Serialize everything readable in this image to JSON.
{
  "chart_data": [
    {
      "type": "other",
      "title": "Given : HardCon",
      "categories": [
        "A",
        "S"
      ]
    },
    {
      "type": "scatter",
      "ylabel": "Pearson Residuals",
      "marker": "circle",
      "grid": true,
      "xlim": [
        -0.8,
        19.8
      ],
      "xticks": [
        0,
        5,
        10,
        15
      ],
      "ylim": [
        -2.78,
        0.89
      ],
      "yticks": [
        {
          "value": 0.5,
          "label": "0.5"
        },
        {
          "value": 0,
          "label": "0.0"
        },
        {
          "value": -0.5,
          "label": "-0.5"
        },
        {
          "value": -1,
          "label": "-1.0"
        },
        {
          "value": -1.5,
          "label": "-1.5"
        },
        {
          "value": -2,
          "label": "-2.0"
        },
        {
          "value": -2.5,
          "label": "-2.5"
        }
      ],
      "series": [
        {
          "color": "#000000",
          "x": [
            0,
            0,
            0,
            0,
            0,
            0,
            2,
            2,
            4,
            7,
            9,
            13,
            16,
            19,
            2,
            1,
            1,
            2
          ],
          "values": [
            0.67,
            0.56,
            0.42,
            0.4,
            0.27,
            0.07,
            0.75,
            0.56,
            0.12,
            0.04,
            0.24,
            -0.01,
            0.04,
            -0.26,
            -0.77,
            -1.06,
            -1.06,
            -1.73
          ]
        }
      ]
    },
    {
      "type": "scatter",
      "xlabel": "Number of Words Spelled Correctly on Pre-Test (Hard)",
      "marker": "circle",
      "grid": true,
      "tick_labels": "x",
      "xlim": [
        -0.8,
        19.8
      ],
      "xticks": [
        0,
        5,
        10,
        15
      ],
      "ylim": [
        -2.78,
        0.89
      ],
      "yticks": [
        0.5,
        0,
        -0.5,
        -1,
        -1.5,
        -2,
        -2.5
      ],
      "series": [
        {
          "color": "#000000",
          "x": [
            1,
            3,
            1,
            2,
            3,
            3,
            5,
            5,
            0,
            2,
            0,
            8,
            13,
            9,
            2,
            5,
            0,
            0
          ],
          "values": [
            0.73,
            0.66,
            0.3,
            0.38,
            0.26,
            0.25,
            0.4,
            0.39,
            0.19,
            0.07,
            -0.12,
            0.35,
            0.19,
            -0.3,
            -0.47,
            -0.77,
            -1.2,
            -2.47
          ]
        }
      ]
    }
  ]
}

Problem to solve -> Write out every entry again, keeping each line exactly the same.

Response ->
Serialize everything readable in this image to JSON.
{
  "chart_data": [
    {
      "type": "other",
      "title": "Given : HardCon",
      "categories": [
        "A",
        "S"
      ]
    },
    {
      "type": "scatter",
      "ylabel": "Pearson Residuals",
      "marker": "circle",
      "grid": true,
      "xlim": [
        -0.8,
        19.8
      ],
      "xticks": [
        0,
        5,
        10,
        15
      ],
      "ylim": [
        -2.78,
        0.89
      ],
      "yticks": [
        {
          "value": 0.5,
          "label": "0.5"
        },
        {
          "value": 0,
          "label": "0.0"
        },
        {
          "value": -0.5,
          "label": "-0.5"
        },
        {
          "value": -1,
          "label": "-1.0"
        },
        {
          "value": -1.5,
          "label": "-1.5"
        },
        {
          "value": -2,
          "label": "-2.0"
        },
        {
          "value": -2.5,
          "label": "-2.5"
        }
      ],
      "series": [
        {
          "color": "#000000",
          "x": [
            0,
            0,
            0,
            0,
            0,
            0,
            2,
            2,
            4,
            7,
            9,
            13,
            16,
            19,
            2,
            1,
            1,
            2
          ],
          "values": [
            0.67,
            0.56,
            0.42,
            0.4,
            0.27,
            0.07,
            0.75,
            0.56,
            0.12,
            0.04,
            0.24,
            -0.01,
            0.04,
            -0.26,
            -0.77,
            -1.06,
            -1.06,
            -1.73
          ]
        }
      ]
    },
    {
      "type": "scatter",
      "xlabel": "Number of Words Spelled Correctly on Pre-Test (Hard)",
      "marker": "circle",
      "grid": true,
      "tick_labels": "x",
      "xlim": [
        -0.8,
        19.8
      ],
      "xticks": [
        0,
        5,
        10,
        15
      ],
      "ylim": [
        -2.78,
        0.89
      ],
      "yticks": [
        0.5,
        0,
        -0.5,
        -1,
        -1.5,
        -2,
        -2.5
      ],
      "series": [
        {
          "color": "#000000",
          "x": [
            1,
            3,
            1,
            2,
            3,
            3,
            5,
            5,
            0,
            2,
            0,
            8,
            13,
            9,
            2,
            5,
            0,
            0
          ],
          "values": [
            0.73,
            0.66,
            0.3,
            0.38,
            0.26,
            0.25,
            0.4,
            0.39,
            0.19,
            0.07,
            -0.12,
            0.35,
            0.19,
            -0.3,
            -0.47,
            -0.77,
            -1.2,
            -2.47
          ]
        }
      ]
    }
  ]
}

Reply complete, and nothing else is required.